**Alıştırma amacı:** Aşağıdaki listeyi baştan sona, hiçbir satırını değiştirmeden yeniden yazın. Resimleri yanıtınıza almayın.

**Sağlanan girdiler:**
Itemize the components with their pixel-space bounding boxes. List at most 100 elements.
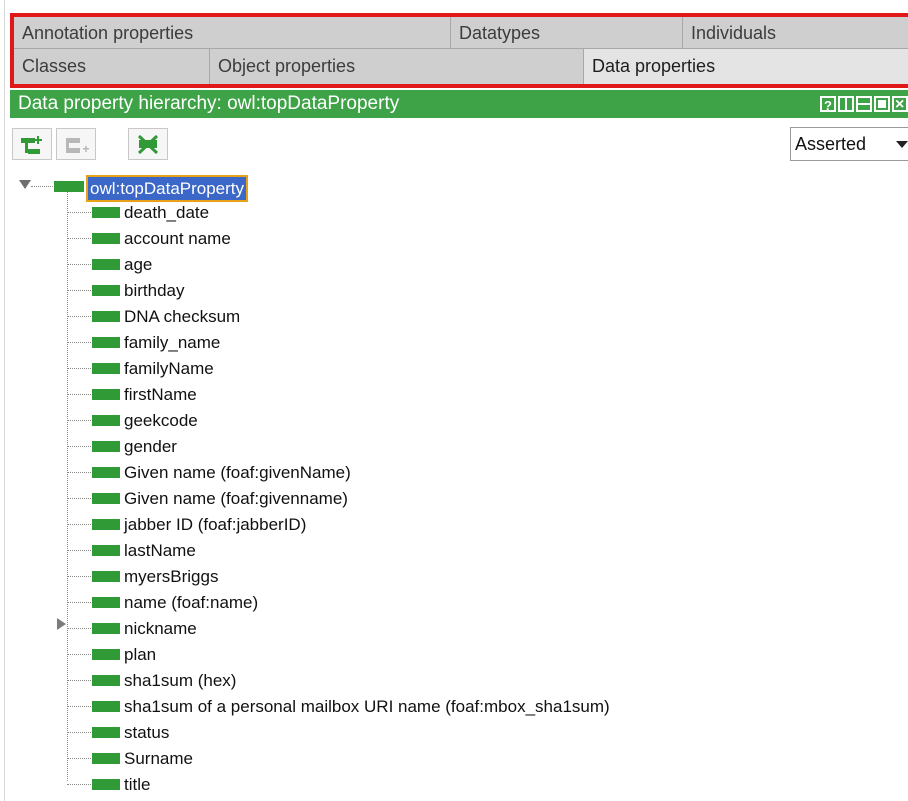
tree-connector (67, 290, 91, 291)
view-mode-select[interactable]: Asserted (790, 127, 908, 161)
tree-node[interactable]: geekcode (0, 408, 900, 434)
tree-node-label: name (foaf:name) (124, 593, 259, 612)
tree-node-label: Given name (foaf:givenName) (124, 463, 351, 482)
tree-node-label: Surname (124, 749, 193, 768)
tree-node[interactable]: sha1sum (hex) (0, 668, 900, 694)
tree-connector (67, 732, 91, 733)
add-sibling-property-button[interactable] (56, 128, 96, 160)
tree-node-label: age (124, 255, 153, 274)
tree-connector (67, 524, 91, 525)
tree-node[interactable]: firstName (0, 382, 900, 408)
tree-node-label: sha1sum of a personal mailbox URI name (… (124, 697, 610, 716)
tree-connector (67, 446, 91, 447)
add-subproperty-button[interactable] (12, 128, 52, 160)
tree-node[interactable]: Given name (foaf:givenName) (0, 460, 900, 486)
tree-node-label: family_name (124, 333, 221, 352)
data-property-icon (92, 207, 120, 218)
tab-annotation-properties[interactable]: Annotation properties (14, 17, 451, 49)
data-property-icon (92, 545, 120, 556)
tree-node[interactable]: account name (0, 226, 900, 252)
split-horizontal-icon[interactable] (856, 96, 872, 112)
panel-title: Data property hierarchy: owl:topDataProp… (18, 93, 400, 114)
close-icon[interactable] (892, 91, 908, 119)
tree-node-label: firstName (124, 385, 197, 404)
tree-connector (67, 654, 91, 655)
tab-datatypes[interactable]: Datatypes (451, 17, 683, 49)
maximize-icon[interactable] (874, 96, 890, 112)
view-mode-value: Asserted (795, 134, 867, 154)
tree-node[interactable]: status (0, 720, 900, 746)
tree-node[interactable]: DNA checksum (0, 304, 900, 330)
tree-node[interactable]: name (foaf:name) (0, 590, 900, 616)
data-property-icon (92, 441, 120, 452)
tree-node-label: title (124, 775, 151, 794)
tree-node[interactable]: myersBriggs (0, 564, 900, 590)
tree-connector (67, 368, 91, 369)
tree-node[interactable]: gender (0, 434, 900, 460)
tree-node-label: status (124, 723, 170, 742)
split-vertical-icon[interactable] (838, 96, 854, 112)
data-property-icon (92, 623, 120, 634)
top-gap (0, 0, 908, 8)
tree-root-label: owl:topDataProperty (86, 175, 249, 202)
data-property-icon (92, 571, 120, 582)
tree-connector (67, 420, 91, 421)
tree-connector (67, 498, 91, 499)
add-subproperty-icon (21, 136, 42, 154)
tab-classes[interactable]: Classes (14, 49, 210, 84)
panel-title-bar: Data property hierarchy: owl:topDataProp… (10, 90, 908, 120)
tree-node[interactable]: plan (0, 642, 900, 668)
data-property-icon (92, 337, 120, 348)
tree-connector (67, 238, 91, 239)
data-property-icon (92, 467, 120, 478)
tree-node-label: DNA checksum (124, 307, 241, 326)
tree-connector (67, 628, 91, 629)
tree-node[interactable]: Given name (foaf:givenname) (0, 486, 900, 512)
tab-data-properties[interactable]: Data properties (584, 49, 908, 84)
tree-node[interactable]: age (0, 252, 900, 278)
tab-individuals[interactable]: Individuals (683, 17, 908, 49)
data-property-icon (92, 285, 120, 296)
tab-row-1: Annotation properties Datatypes Individu… (14, 17, 908, 49)
tree-connector (67, 264, 91, 265)
tree-connector (67, 758, 91, 759)
tree-connector (67, 550, 91, 551)
entity-tabs: Annotation properties Datatypes Individu… (10, 13, 908, 88)
tab-object-properties[interactable]: Object properties (210, 49, 584, 84)
tree-node[interactable]: family_name (0, 330, 900, 356)
tree-node-label: death_date (124, 203, 210, 222)
delete-property-button[interactable] (128, 128, 168, 160)
tree-node[interactable]: birthday (0, 278, 900, 304)
tree-node[interactable]: death_date (0, 200, 900, 226)
data-property-icon (92, 753, 120, 764)
data-property-icon (92, 701, 120, 712)
tree-node[interactable]: jabber ID (foaf:jabberID) (0, 512, 900, 538)
tree-node[interactable]: nickname (0, 616, 900, 642)
data-property-icon (92, 493, 120, 504)
tree-node-label: myersBriggs (124, 567, 219, 586)
data-property-icon (92, 415, 120, 426)
help-icon[interactable] (820, 92, 836, 120)
data-property-icon (54, 181, 84, 192)
tree-connector (67, 576, 91, 577)
tree-root-node[interactable]: owl:topDataProperty (0, 174, 900, 202)
tree-node[interactable]: title (0, 772, 900, 798)
data-property-icon (92, 363, 120, 374)
data-property-icon (92, 649, 120, 660)
data-property-icon (92, 311, 120, 322)
tree-node[interactable]: Surname (0, 746, 900, 772)
add-sibling-property-icon (66, 138, 89, 153)
tree-node-label: geekcode (124, 411, 198, 430)
tree-node[interactable]: sha1sum of a personal mailbox URI name (… (0, 694, 900, 720)
tree-node-label: jabber ID (foaf:jabberID) (124, 515, 307, 534)
tree-connector (67, 472, 91, 473)
data-property-icon (92, 779, 120, 790)
tab-row-2: Classes Object properties Data propertie… (14, 49, 908, 84)
hierarchy-toolbar: Asserted (10, 124, 908, 164)
expand-closed-icon[interactable] (57, 618, 66, 630)
delete-property-icon (137, 134, 159, 155)
tree-connector (67, 602, 91, 603)
data-property-tree: owl:topDataProperty death_dateaccount na… (0, 174, 908, 794)
tree-node[interactable]: lastName (0, 538, 900, 564)
tree-node[interactable]: familyName (0, 356, 900, 382)
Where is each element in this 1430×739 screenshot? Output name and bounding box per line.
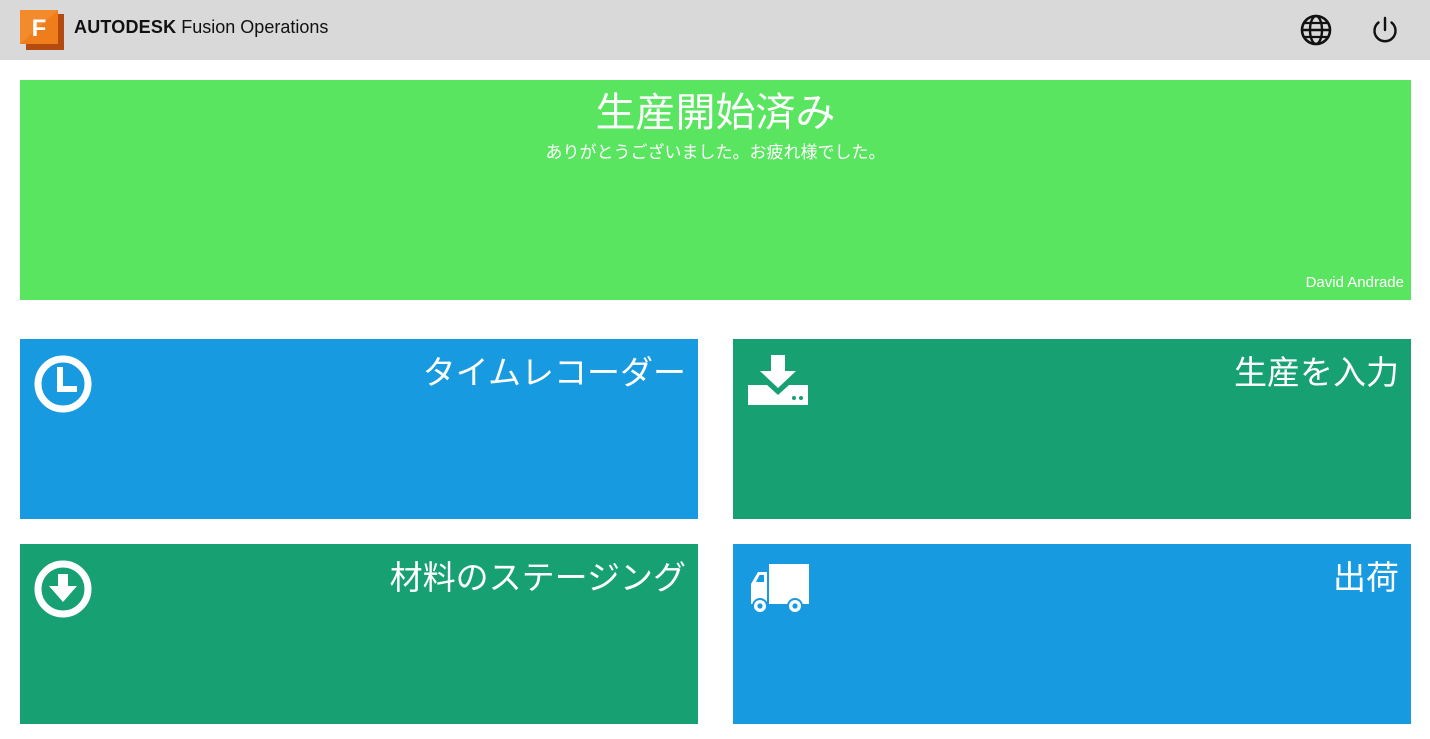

**Görev yanıtı:**
Itemize the components with their pixel-space bounding boxes. List at most 100 elements.
tree-connector (67, 290, 91, 291)
view-mode-select[interactable]: Asserted (790, 127, 908, 161)
tree-node[interactable]: geekcode (0, 408, 900, 434)
tree-node-label: name (foaf:name) (124, 593, 259, 612)
tree-node-label: Given name (foaf:givenName) (124, 463, 351, 482)
tree-node-label: Surname (124, 749, 193, 768)
tree-node[interactable]: sha1sum (hex) (0, 668, 900, 694)
tree-connector (67, 732, 91, 733)
add-sibling-property-button[interactable] (56, 128, 96, 160)
tree-node-label: age (124, 255, 153, 274)
tree-connector (67, 524, 91, 525)
tree-node[interactable]: firstName (0, 382, 900, 408)
tree-node-label: sha1sum of a personal mailbox URI name (… (124, 697, 610, 716)
tree-connector (67, 446, 91, 447)
add-subproperty-button[interactable] (12, 128, 52, 160)
tree-node[interactable]: Given name (foaf:givenName) (0, 460, 900, 486)
tree-node-label: family_name (124, 333, 221, 352)
data-property-icon (92, 207, 120, 218)
tab-annotation-properties[interactable]: Annotation properties (14, 17, 451, 49)
data-property-icon (92, 545, 120, 556)
tree-node[interactable]: account name (0, 226, 900, 252)
split-horizontal-icon[interactable] (856, 96, 872, 112)
panel-title: Data property hierarchy: owl:topDataProp… (18, 93, 400, 114)
close-icon[interactable] (892, 91, 908, 119)
tree-node-label: firstName (124, 385, 197, 404)
tree-connector (67, 654, 91, 655)
tab-datatypes[interactable]: Datatypes (451, 17, 683, 49)
maximize-icon[interactable] (874, 96, 890, 112)
view-mode-value: Asserted (795, 134, 867, 154)
tree-node[interactable]: status (0, 720, 900, 746)
tree-node[interactable]: DNA checksum (0, 304, 900, 330)
tree-node[interactable]: name (foaf:name) (0, 590, 900, 616)
data-property-icon (92, 441, 120, 452)
tree-node-label: title (124, 775, 151, 794)
tree-node[interactable]: myersBriggs (0, 564, 900, 590)
tree-connector (67, 368, 91, 369)
tree-node[interactable]: gender (0, 434, 900, 460)
tree-node-label: status (124, 723, 170, 742)
split-vertical-icon[interactable] (838, 96, 854, 112)
data-property-icon (92, 623, 120, 634)
top-gap (0, 0, 908, 8)
tree-root-label: owl:topDataProperty (86, 175, 249, 202)
data-property-icon (92, 571, 120, 582)
tree-connector (67, 420, 91, 421)
tree-connector (67, 498, 91, 499)
add-subproperty-icon (21, 136, 42, 154)
tab-classes[interactable]: Classes (14, 49, 210, 84)
panel-title-bar: Data property hierarchy: owl:topDataProp… (10, 90, 908, 120)
tree-node[interactable]: plan (0, 642, 900, 668)
data-property-icon (92, 337, 120, 348)
tree-connector (67, 238, 91, 239)
data-property-icon (92, 467, 120, 478)
tree-node-label: DNA checksum (124, 307, 241, 326)
tree-connector (67, 628, 91, 629)
tree-node[interactable]: Given name (foaf:givenname) (0, 486, 900, 512)
tab-data-properties[interactable]: Data properties (584, 49, 908, 84)
tree-node[interactable]: age (0, 252, 900, 278)
tab-individuals[interactable]: Individuals (683, 17, 908, 49)
data-property-icon (92, 285, 120, 296)
tab-row-1: Annotation properties Datatypes Individu… (14, 17, 908, 49)
tree-connector (67, 264, 91, 265)
tree-connector (67, 758, 91, 759)
tree-connector (67, 550, 91, 551)
entity-tabs: Annotation properties Datatypes Individu… (10, 13, 908, 88)
tab-object-properties[interactable]: Object properties (210, 49, 584, 84)
tree-node[interactable]: family_name (0, 330, 900, 356)
tree-node-label: death_date (124, 203, 210, 222)
delete-property-button[interactable] (128, 128, 168, 160)
tree-node[interactable]: birthday (0, 278, 900, 304)
tree-node[interactable]: death_date (0, 200, 900, 226)
data-property-icon (92, 753, 120, 764)
data-property-icon (92, 701, 120, 712)
tree-node[interactable]: jabber ID (foaf:jabberID) (0, 512, 900, 538)
tree-node[interactable]: nickname (0, 616, 900, 642)
data-property-icon (92, 493, 120, 504)
tree-node-label: myersBriggs (124, 567, 219, 586)
data-property-icon (92, 415, 120, 426)
help-icon[interactable] (820, 92, 836, 120)
data-property-icon (54, 181, 84, 192)
tree-connector (67, 576, 91, 577)
tree-root-node[interactable]: owl:topDataProperty (0, 174, 900, 202)
tree-node[interactable]: title (0, 772, 900, 798)
data-property-icon (92, 363, 120, 374)
data-property-icon (92, 649, 120, 660)
data-property-icon (92, 311, 120, 322)
tree-node[interactable]: Surname (0, 746, 900, 772)
add-sibling-property-icon (66, 138, 89, 153)
tree-node-label: geekcode (124, 411, 198, 430)
tree-node[interactable]: sha1sum of a personal mailbox URI name (… (0, 694, 900, 720)
tree-node-label: jabber ID (foaf:jabberID) (124, 515, 307, 534)
tree-connector (67, 472, 91, 473)
data-property-icon (92, 779, 120, 790)
tab-row-2: Classes Object properties Data propertie… (14, 49, 908, 84)
hierarchy-toolbar: Asserted (10, 124, 908, 164)
expand-closed-icon[interactable] (57, 618, 66, 630)
delete-property-icon (137, 134, 159, 155)
tree-connector (67, 602, 91, 603)
data-property-tree: owl:topDataProperty death_dateaccount na… (0, 174, 908, 794)
tree-node[interactable]: lastName (0, 538, 900, 564)
tree-node[interactable]: familyName (0, 356, 900, 382)
Where is each element in this 1430×739 screenshot? Output name and bounding box per line.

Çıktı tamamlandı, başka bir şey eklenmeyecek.